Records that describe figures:
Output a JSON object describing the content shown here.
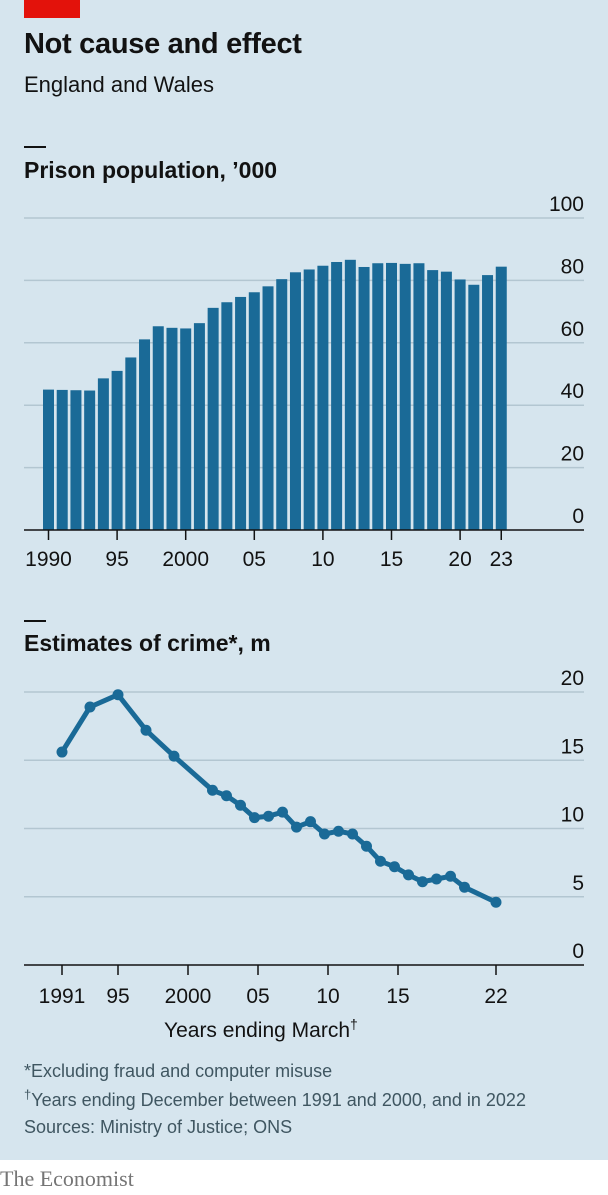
{
  "header": {
    "title": "Not cause and effect",
    "subtitle": "England and Wales"
  },
  "chart_data": [
    {
      "type": "bar",
      "title": "Prison population, ’000",
      "x": [
        1990,
        1991,
        1992,
        1993,
        1994,
        1995,
        1996,
        1997,
        1998,
        1999,
        2000,
        2001,
        2002,
        2003,
        2004,
        2005,
        2006,
        2007,
        2008,
        2009,
        2010,
        2011,
        2012,
        2013,
        2014,
        2015,
        2016,
        2017,
        2018,
        2019,
        2020,
        2021,
        2022,
        2023
      ],
      "values": [
        45.0,
        44.9,
        44.8,
        44.7,
        48.6,
        51.0,
        55.3,
        61.1,
        65.3,
        64.8,
        64.6,
        66.3,
        71.2,
        73.0,
        74.7,
        76.2,
        78.1,
        80.4,
        82.6,
        83.5,
        84.7,
        85.9,
        86.6,
        84.3,
        85.5,
        85.6,
        85.3,
        85.5,
        83.3,
        82.8,
        80.3,
        78.6,
        81.7,
        84.4
      ],
      "tick_labels": [
        "1990",
        "95",
        "2000",
        "05",
        "10",
        "15",
        "20",
        "23"
      ],
      "tick_years": [
        1990,
        1995,
        2000,
        2005,
        2010,
        2015,
        2020,
        2023
      ],
      "y_ticks": [
        "0",
        "20",
        "40",
        "60",
        "80",
        "100"
      ],
      "ylim": [
        0,
        100
      ],
      "grid": true,
      "bar_color": "#1a6a97"
    },
    {
      "type": "line",
      "title": "Estimates of crime*, m",
      "x": [
        1991,
        1993,
        1995,
        1997,
        1999,
        2001.75,
        2002.75,
        2003.75,
        2004.75,
        2005.75,
        2006.75,
        2007.75,
        2008.75,
        2009.75,
        2010.75,
        2011.75,
        2012.75,
        2013.75,
        2014.75,
        2015.75,
        2016.75,
        2017.75,
        2018.75,
        2019.75,
        2022
      ],
      "values": [
        15.6,
        18.9,
        19.8,
        17.2,
        15.3,
        12.8,
        12.4,
        11.7,
        10.8,
        10.9,
        11.2,
        10.1,
        10.5,
        9.6,
        9.8,
        9.6,
        8.7,
        7.6,
        7.2,
        6.6,
        6.1,
        6.3,
        6.5,
        5.7,
        4.6
      ],
      "tick_labels": [
        "1991",
        "95",
        "2000",
        "05",
        "10",
        "15",
        "22"
      ],
      "tick_years": [
        1991,
        1995,
        2000,
        2005,
        2010,
        2015,
        2022
      ],
      "y_ticks": [
        "0",
        "5",
        "10",
        "15",
        "20"
      ],
      "ylim": [
        0,
        20
      ],
      "xlabel": "Years ending March",
      "xlabel_mark": "†",
      "grid": true,
      "line_color": "#1a6a97"
    }
  ],
  "footnotes": {
    "note1": "*Excluding fraud and computer misuse",
    "note2_mark": "†",
    "note2": "Years ending December between 1991 and 2000, and in 2022",
    "sources": "Sources: Ministry of Justice; ONS"
  },
  "brand": "The Economist"
}
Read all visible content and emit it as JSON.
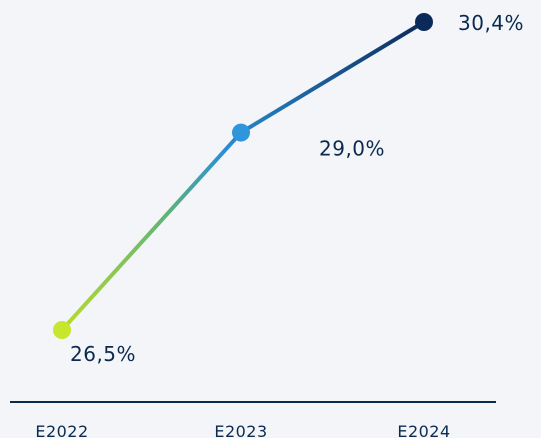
{
  "chart_data": {
    "type": "line",
    "categories": [
      "E2022",
      "E2023",
      "E2024"
    ],
    "series": [
      {
        "values": [
          26.5,
          29.0,
          30.4
        ],
        "labels": [
          "26,5%",
          "29,0%",
          "30,4%"
        ],
        "point_colors": [
          "#c8e62c",
          "#2f96dc",
          "#0b2a5a"
        ],
        "line_gradient": [
          "#b9dc2a",
          "#5fb27a",
          "#2a8fd6",
          "#0b2a5a"
        ]
      }
    ],
    "ylim": [
      26.0,
      31.0
    ],
    "grid": false,
    "baseline_color": "#0c2a4f"
  }
}
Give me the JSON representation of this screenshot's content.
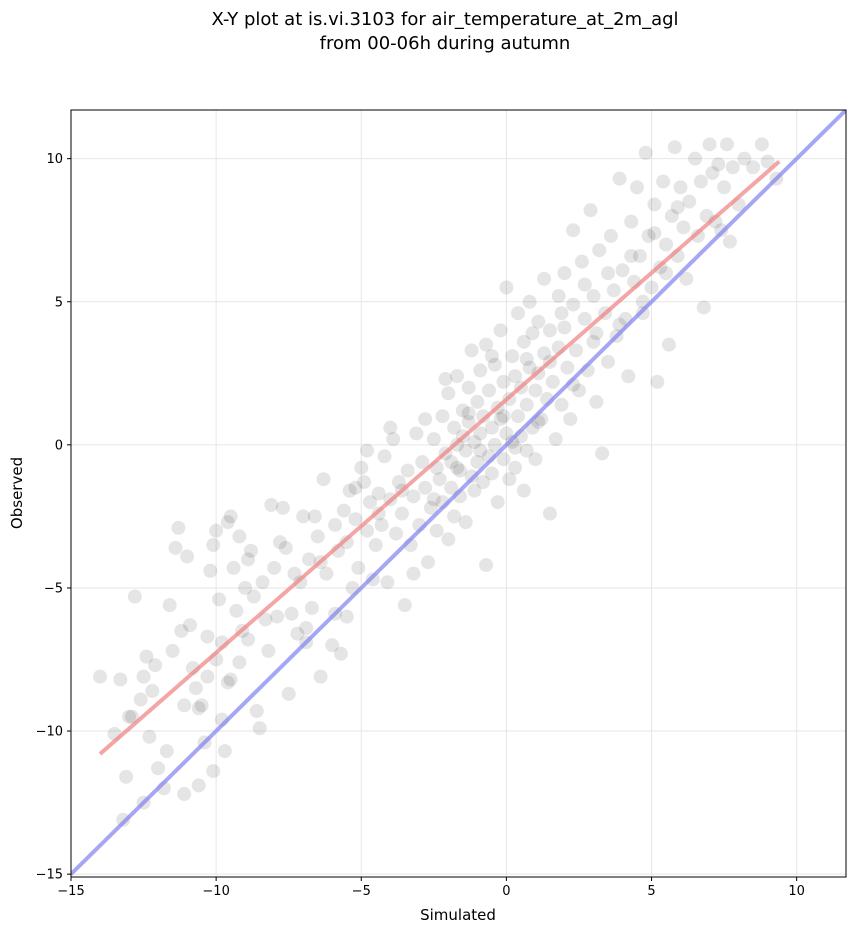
{
  "chart_data": {
    "type": "scatter",
    "title_lines": [
      "X-Y plot at is.vi.3103 for air_temperature_at_2m_agl",
      "from 00-06h during autumn"
    ],
    "xlabel": "Simulated",
    "ylabel": "Observed",
    "xlim": [
      -15,
      11.7
    ],
    "ylim": [
      -15.1,
      11.7
    ],
    "xticks": [
      -15,
      -10,
      -5,
      0,
      5,
      10
    ],
    "yticks": [
      -15,
      -10,
      -5,
      0,
      5,
      10
    ],
    "xtick_labels": [
      "−15",
      "−10",
      "−5",
      "0",
      "5",
      "10"
    ],
    "ytick_labels": [
      "−15",
      "−10",
      "−5",
      "0",
      "5",
      "10"
    ],
    "grid": true,
    "point_color": "#000000",
    "point_opacity": 0.1,
    "lines": [
      {
        "role": "regression",
        "color": "#f08080",
        "x": [
          -14,
          9.4
        ],
        "y": [
          -10.8,
          9.9
        ]
      },
      {
        "role": "identity",
        "color": "#8080f0",
        "x": [
          -15,
          11.7
        ],
        "y": [
          -15,
          11.7
        ]
      }
    ],
    "points": [
      [
        -14.0,
        -8.1
      ],
      [
        -13.5,
        -10.1
      ],
      [
        -13.3,
        -8.2
      ],
      [
        -13.2,
        -13.1
      ],
      [
        -13.1,
        -11.6
      ],
      [
        -13.0,
        -9.5
      ],
      [
        -12.8,
        -5.3
      ],
      [
        -12.6,
        -8.9
      ],
      [
        -12.5,
        -12.5
      ],
      [
        -12.5,
        -8.1
      ],
      [
        -12.4,
        -7.4
      ],
      [
        -12.3,
        -10.2
      ],
      [
        -12.2,
        -8.6
      ],
      [
        -12.1,
        -7.7
      ],
      [
        -11.8,
        -12.0
      ],
      [
        -11.6,
        -5.6
      ],
      [
        -11.5,
        -7.2
      ],
      [
        -11.4,
        -3.6
      ],
      [
        -11.3,
        -2.9
      ],
      [
        -11.2,
        -6.5
      ],
      [
        -11.1,
        -9.1
      ],
      [
        -11.0,
        -3.9
      ],
      [
        -10.9,
        -6.3
      ],
      [
        -10.8,
        -7.8
      ],
      [
        -10.7,
        -8.5
      ],
      [
        -10.6,
        -11.9
      ],
      [
        -10.5,
        -9.1
      ],
      [
        -10.4,
        -10.4
      ],
      [
        -10.3,
        -6.7
      ],
      [
        -10.3,
        -8.1
      ],
      [
        -10.2,
        -4.4
      ],
      [
        -10.1,
        -3.5
      ],
      [
        -10.0,
        -7.5
      ],
      [
        -10.0,
        -3.0
      ],
      [
        -9.9,
        -5.4
      ],
      [
        -9.8,
        -6.9
      ],
      [
        -9.7,
        -10.7
      ],
      [
        -9.6,
        -2.7
      ],
      [
        -9.5,
        -8.2
      ],
      [
        -9.5,
        -2.5
      ],
      [
        -9.4,
        -4.3
      ],
      [
        -9.3,
        -5.8
      ],
      [
        -9.2,
        -3.2
      ],
      [
        -9.1,
        -6.5
      ],
      [
        -9.0,
        -5.0
      ],
      [
        -8.9,
        -6.8
      ],
      [
        -8.8,
        -3.7
      ],
      [
        -8.7,
        -5.3
      ],
      [
        -8.6,
        -9.3
      ],
      [
        -8.5,
        -9.9
      ],
      [
        -8.4,
        -4.8
      ],
      [
        -8.3,
        -6.1
      ],
      [
        -8.1,
        -2.1
      ],
      [
        -8.0,
        -4.3
      ],
      [
        -7.9,
        -6.0
      ],
      [
        -7.8,
        -3.4
      ],
      [
        -7.6,
        -3.6
      ],
      [
        -7.5,
        -8.7
      ],
      [
        -7.4,
        -5.9
      ],
      [
        -7.2,
        -6.6
      ],
      [
        -7.1,
        -4.8
      ],
      [
        -7.0,
        -2.5
      ],
      [
        -6.9,
        -6.4
      ],
      [
        -6.8,
        -4.0
      ],
      [
        -6.7,
        -5.7
      ],
      [
        -6.6,
        -2.5
      ],
      [
        -6.5,
        -3.2
      ],
      [
        -6.4,
        -8.1
      ],
      [
        -6.3,
        -1.2
      ],
      [
        -6.2,
        -4.5
      ],
      [
        -6.0,
        -7.0
      ],
      [
        -5.9,
        -5.9
      ],
      [
        -5.8,
        -3.7
      ],
      [
        -5.7,
        -7.3
      ],
      [
        -5.6,
        -2.3
      ],
      [
        -5.5,
        -3.4
      ],
      [
        -5.4,
        -1.6
      ],
      [
        -5.3,
        -5.0
      ],
      [
        -5.2,
        -2.6
      ],
      [
        -5.1,
        -4.3
      ],
      [
        -5.0,
        -0.8
      ],
      [
        -4.9,
        -1.3
      ],
      [
        -4.8,
        -3.0
      ],
      [
        -4.7,
        -2.0
      ],
      [
        -4.6,
        -4.7
      ],
      [
        -4.5,
        -3.5
      ],
      [
        -4.4,
        -1.7
      ],
      [
        -4.3,
        -2.8
      ],
      [
        -4.2,
        -0.4
      ],
      [
        -4.1,
        -4.8
      ],
      [
        -4.0,
        -1.9
      ],
      [
        -3.9,
        0.2
      ],
      [
        -3.8,
        -3.1
      ],
      [
        -3.7,
        -1.3
      ],
      [
        -3.6,
        -2.4
      ],
      [
        -3.5,
        -5.6
      ],
      [
        -3.4,
        -0.9
      ],
      [
        -3.3,
        -3.5
      ],
      [
        -3.2,
        -1.8
      ],
      [
        -3.1,
        0.4
      ],
      [
        -3.0,
        -2.8
      ],
      [
        -2.9,
        -0.6
      ],
      [
        -2.8,
        -1.5
      ],
      [
        -2.7,
        -4.1
      ],
      [
        -2.6,
        -2.2
      ],
      [
        -2.5,
        0.2
      ],
      [
        -2.4,
        -0.8
      ],
      [
        -2.4,
        -3.0
      ],
      [
        -2.3,
        -1.2
      ],
      [
        -2.2,
        1.0
      ],
      [
        -2.2,
        -2.0
      ],
      [
        -2.1,
        -0.3
      ],
      [
        -2.0,
        -3.3
      ],
      [
        -2.0,
        1.8
      ],
      [
        -1.9,
        -0.6
      ],
      [
        -1.9,
        -1.5
      ],
      [
        -1.8,
        0.6
      ],
      [
        -1.8,
        -2.5
      ],
      [
        -1.7,
        0.0
      ],
      [
        -1.7,
        2.4
      ],
      [
        -1.6,
        -0.9
      ],
      [
        -1.6,
        -1.8
      ],
      [
        -1.5,
        1.2
      ],
      [
        -1.5,
        0.3
      ],
      [
        -1.4,
        -2.7
      ],
      [
        -1.4,
        -0.2
      ],
      [
        -1.3,
        2.0
      ],
      [
        -1.3,
        0.8
      ],
      [
        -1.2,
        -1.1
      ],
      [
        -1.2,
        3.3
      ],
      [
        -1.1,
        0.1
      ],
      [
        -1.1,
        -1.6
      ],
      [
        -1.0,
        1.5
      ],
      [
        -1.0,
        -0.6
      ],
      [
        -0.9,
        2.6
      ],
      [
        -0.9,
        0.4
      ],
      [
        -0.8,
        -1.3
      ],
      [
        -0.8,
        1.0
      ],
      [
        -0.7,
        -4.2
      ],
      [
        -0.7,
        3.5
      ],
      [
        -0.6,
        -0.4
      ],
      [
        -0.6,
        1.9
      ],
      [
        -0.5,
        0.6
      ],
      [
        -0.5,
        -1.0
      ],
      [
        -0.4,
        2.8
      ],
      [
        -0.4,
        0.0
      ],
      [
        -0.3,
        1.3
      ],
      [
        -0.3,
        -2.0
      ],
      [
        -0.2,
        4.0
      ],
      [
        -0.2,
        0.9
      ],
      [
        -0.1,
        -0.5
      ],
      [
        -0.1,
        2.2
      ],
      [
        0.0,
        0.4
      ],
      [
        0.0,
        5.5
      ],
      [
        0.1,
        1.6
      ],
      [
        0.1,
        -1.2
      ],
      [
        0.2,
        3.1
      ],
      [
        0.2,
        0.1
      ],
      [
        0.3,
        2.4
      ],
      [
        0.3,
        -0.8
      ],
      [
        0.4,
        1.0
      ],
      [
        0.4,
        4.6
      ],
      [
        0.5,
        0.3
      ],
      [
        0.5,
        2.0
      ],
      [
        0.6,
        -1.6
      ],
      [
        0.6,
        3.6
      ],
      [
        0.7,
        1.4
      ],
      [
        0.7,
        -0.2
      ],
      [
        0.8,
        2.7
      ],
      [
        0.8,
        5.0
      ],
      [
        0.9,
        0.6
      ],
      [
        0.9,
        3.9
      ],
      [
        1.0,
        1.9
      ],
      [
        1.0,
        -0.5
      ],
      [
        1.1,
        4.3
      ],
      [
        1.1,
        2.5
      ],
      [
        1.2,
        0.9
      ],
      [
        1.3,
        5.8
      ],
      [
        1.3,
        3.2
      ],
      [
        1.4,
        1.6
      ],
      [
        1.5,
        -2.4
      ],
      [
        1.5,
        4.0
      ],
      [
        1.6,
        2.2
      ],
      [
        1.7,
        0.2
      ],
      [
        1.8,
        5.2
      ],
      [
        1.8,
        3.4
      ],
      [
        1.9,
        1.4
      ],
      [
        2.0,
        6.0
      ],
      [
        2.0,
        4.1
      ],
      [
        2.1,
        2.7
      ],
      [
        2.2,
        0.9
      ],
      [
        2.3,
        7.5
      ],
      [
        2.3,
        4.9
      ],
      [
        2.4,
        3.3
      ],
      [
        2.5,
        1.9
      ],
      [
        2.6,
        6.4
      ],
      [
        2.7,
        4.4
      ],
      [
        2.8,
        2.6
      ],
      [
        2.9,
        8.2
      ],
      [
        3.0,
        5.2
      ],
      [
        3.0,
        3.6
      ],
      [
        3.1,
        1.5
      ],
      [
        3.2,
        6.8
      ],
      [
        3.3,
        -0.3
      ],
      [
        3.4,
        4.6
      ],
      [
        3.5,
        2.9
      ],
      [
        3.6,
        7.3
      ],
      [
        3.7,
        5.4
      ],
      [
        3.8,
        3.8
      ],
      [
        3.9,
        9.3
      ],
      [
        4.0,
        6.1
      ],
      [
        4.1,
        4.4
      ],
      [
        4.2,
        2.4
      ],
      [
        4.3,
        7.8
      ],
      [
        4.4,
        5.7
      ],
      [
        4.5,
        9.0
      ],
      [
        4.6,
        6.6
      ],
      [
        4.7,
        4.6
      ],
      [
        4.8,
        10.2
      ],
      [
        4.9,
        7.3
      ],
      [
        5.0,
        5.5
      ],
      [
        5.1,
        8.4
      ],
      [
        5.2,
        2.2
      ],
      [
        5.3,
        6.2
      ],
      [
        5.4,
        9.2
      ],
      [
        5.5,
        7.0
      ],
      [
        5.6,
        3.5
      ],
      [
        5.7,
        8.0
      ],
      [
        5.8,
        10.4
      ],
      [
        5.9,
        6.6
      ],
      [
        6.0,
        9.0
      ],
      [
        6.1,
        7.6
      ],
      [
        6.2,
        5.8
      ],
      [
        6.3,
        8.5
      ],
      [
        6.5,
        10.0
      ],
      [
        6.6,
        7.3
      ],
      [
        6.7,
        9.2
      ],
      [
        6.8,
        4.8
      ],
      [
        6.9,
        8.0
      ],
      [
        7.0,
        10.5
      ],
      [
        7.1,
        9.5
      ],
      [
        7.2,
        7.8
      ],
      [
        7.3,
        9.8
      ],
      [
        7.4,
        7.5
      ],
      [
        7.5,
        9.0
      ],
      [
        7.6,
        10.5
      ],
      [
        7.7,
        7.1
      ],
      [
        7.8,
        9.7
      ],
      [
        8.0,
        8.4
      ],
      [
        8.2,
        10.0
      ],
      [
        8.5,
        9.7
      ],
      [
        8.8,
        10.5
      ],
      [
        9.0,
        9.9
      ],
      [
        9.3,
        9.3
      ],
      [
        -12.9,
        -9.5
      ],
      [
        -12.0,
        -11.3
      ],
      [
        -11.7,
        -10.7
      ],
      [
        -11.1,
        -12.2
      ],
      [
        -10.6,
        -9.2
      ],
      [
        -10.1,
        -11.4
      ],
      [
        -9.8,
        -9.6
      ],
      [
        -9.6,
        -8.3
      ],
      [
        -9.2,
        -7.6
      ],
      [
        -8.9,
        -4.0
      ],
      [
        -8.2,
        -7.2
      ],
      [
        -7.7,
        -2.2
      ],
      [
        -7.3,
        -4.5
      ],
      [
        -6.9,
        -6.9
      ],
      [
        -6.4,
        -4.1
      ],
      [
        -5.9,
        -2.8
      ],
      [
        -5.5,
        -6.0
      ],
      [
        -5.2,
        -1.5
      ],
      [
        -4.8,
        -0.2
      ],
      [
        -4.4,
        -2.4
      ],
      [
        -4.0,
        0.6
      ],
      [
        -3.6,
        -1.6
      ],
      [
        -3.2,
        -4.5
      ],
      [
        -2.8,
        0.9
      ],
      [
        -2.5,
        -1.9
      ],
      [
        -2.1,
        2.3
      ],
      [
        -1.7,
        -0.8
      ],
      [
        -1.3,
        1.1
      ],
      [
        -0.9,
        -0.2
      ],
      [
        -0.5,
        3.1
      ],
      [
        -0.1,
        1.0
      ],
      [
        0.3,
        -0.1
      ],
      [
        0.7,
        3.0
      ],
      [
        1.1,
        0.8
      ],
      [
        1.5,
        2.9
      ],
      [
        1.9,
        4.6
      ],
      [
        2.3,
        2.1
      ],
      [
        2.7,
        5.6
      ],
      [
        3.1,
        3.9
      ],
      [
        3.5,
        6.0
      ],
      [
        3.9,
        4.2
      ],
      [
        4.3,
        6.6
      ],
      [
        4.7,
        5.0
      ],
      [
        5.1,
        7.4
      ],
      [
        5.5,
        6.0
      ],
      [
        5.9,
        8.3
      ]
    ]
  }
}
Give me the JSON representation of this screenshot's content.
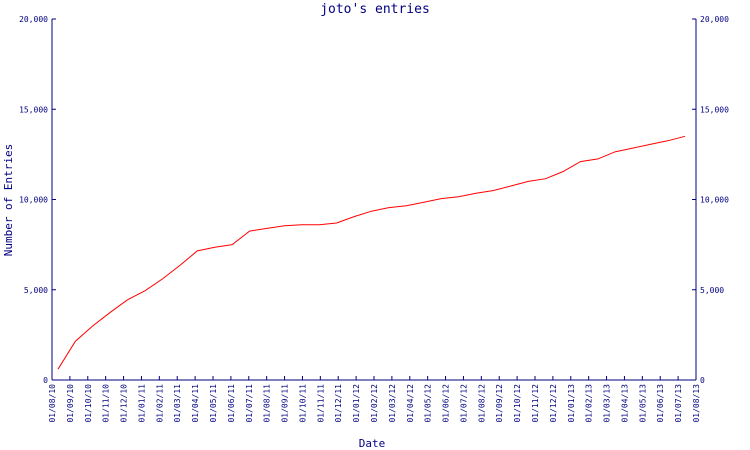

THE PROBLEM: Where a line in the entries holds "content", copy that line.

CORRECT RESPONSE:
Output a JSON object describing the content shown here.
Read all visible content and emit it as JSON.
Give me the JSON representation of this screenshot's content.
Give me the JSON representation of this screenshot's content.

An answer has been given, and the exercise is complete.